◆ SET TASK: Collect each line holding the string "ALTURA".

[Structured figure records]
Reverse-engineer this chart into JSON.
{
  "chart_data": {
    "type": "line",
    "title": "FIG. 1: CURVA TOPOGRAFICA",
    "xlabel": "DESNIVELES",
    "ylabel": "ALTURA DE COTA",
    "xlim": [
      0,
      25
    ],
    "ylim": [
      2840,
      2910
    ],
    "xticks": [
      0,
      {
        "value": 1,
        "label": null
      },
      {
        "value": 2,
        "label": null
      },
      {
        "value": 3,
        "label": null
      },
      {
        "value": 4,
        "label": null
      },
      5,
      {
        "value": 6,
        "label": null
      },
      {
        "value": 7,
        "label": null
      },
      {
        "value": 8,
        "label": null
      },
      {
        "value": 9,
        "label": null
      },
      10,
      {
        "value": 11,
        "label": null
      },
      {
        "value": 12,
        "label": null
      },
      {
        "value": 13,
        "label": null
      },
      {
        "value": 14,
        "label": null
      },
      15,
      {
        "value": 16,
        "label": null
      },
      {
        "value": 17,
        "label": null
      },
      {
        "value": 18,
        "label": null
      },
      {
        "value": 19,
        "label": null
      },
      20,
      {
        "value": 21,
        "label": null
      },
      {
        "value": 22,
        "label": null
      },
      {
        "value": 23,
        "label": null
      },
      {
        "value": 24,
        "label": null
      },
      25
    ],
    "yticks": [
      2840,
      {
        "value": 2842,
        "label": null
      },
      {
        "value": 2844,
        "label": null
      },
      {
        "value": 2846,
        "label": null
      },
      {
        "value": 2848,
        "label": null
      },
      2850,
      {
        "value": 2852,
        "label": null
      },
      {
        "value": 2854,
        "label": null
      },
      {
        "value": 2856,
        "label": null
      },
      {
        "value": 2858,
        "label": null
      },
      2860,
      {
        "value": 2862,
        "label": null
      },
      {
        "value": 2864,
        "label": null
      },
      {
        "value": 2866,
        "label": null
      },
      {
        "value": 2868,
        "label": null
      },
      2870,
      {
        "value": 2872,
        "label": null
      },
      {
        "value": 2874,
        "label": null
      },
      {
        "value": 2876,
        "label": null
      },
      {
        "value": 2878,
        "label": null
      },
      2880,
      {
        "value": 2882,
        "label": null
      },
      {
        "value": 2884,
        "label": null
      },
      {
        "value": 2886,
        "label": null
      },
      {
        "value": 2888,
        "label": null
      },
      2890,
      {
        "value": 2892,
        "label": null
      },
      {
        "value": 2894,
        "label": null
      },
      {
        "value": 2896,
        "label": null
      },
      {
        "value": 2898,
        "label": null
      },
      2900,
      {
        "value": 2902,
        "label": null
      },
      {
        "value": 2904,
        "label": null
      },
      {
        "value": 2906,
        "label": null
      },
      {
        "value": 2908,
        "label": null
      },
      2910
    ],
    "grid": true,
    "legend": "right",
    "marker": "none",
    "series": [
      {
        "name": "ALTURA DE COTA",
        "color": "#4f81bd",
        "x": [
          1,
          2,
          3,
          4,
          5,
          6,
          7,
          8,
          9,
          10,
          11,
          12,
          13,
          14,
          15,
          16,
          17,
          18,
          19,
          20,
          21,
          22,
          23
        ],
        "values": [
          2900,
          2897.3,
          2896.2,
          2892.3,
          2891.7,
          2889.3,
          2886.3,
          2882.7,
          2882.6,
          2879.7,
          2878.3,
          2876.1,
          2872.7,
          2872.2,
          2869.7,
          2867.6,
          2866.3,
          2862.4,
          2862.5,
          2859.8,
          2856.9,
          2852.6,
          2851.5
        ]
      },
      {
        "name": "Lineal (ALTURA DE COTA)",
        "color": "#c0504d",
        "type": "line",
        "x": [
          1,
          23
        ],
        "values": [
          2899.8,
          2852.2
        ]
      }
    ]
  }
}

◆ EXERCISE SOLUTION:
    "ylabel": "ALTURA DE COTA",
        "name": "ALTURA DE COTA",
        "name": "Lineal (ALTURA DE COTA)",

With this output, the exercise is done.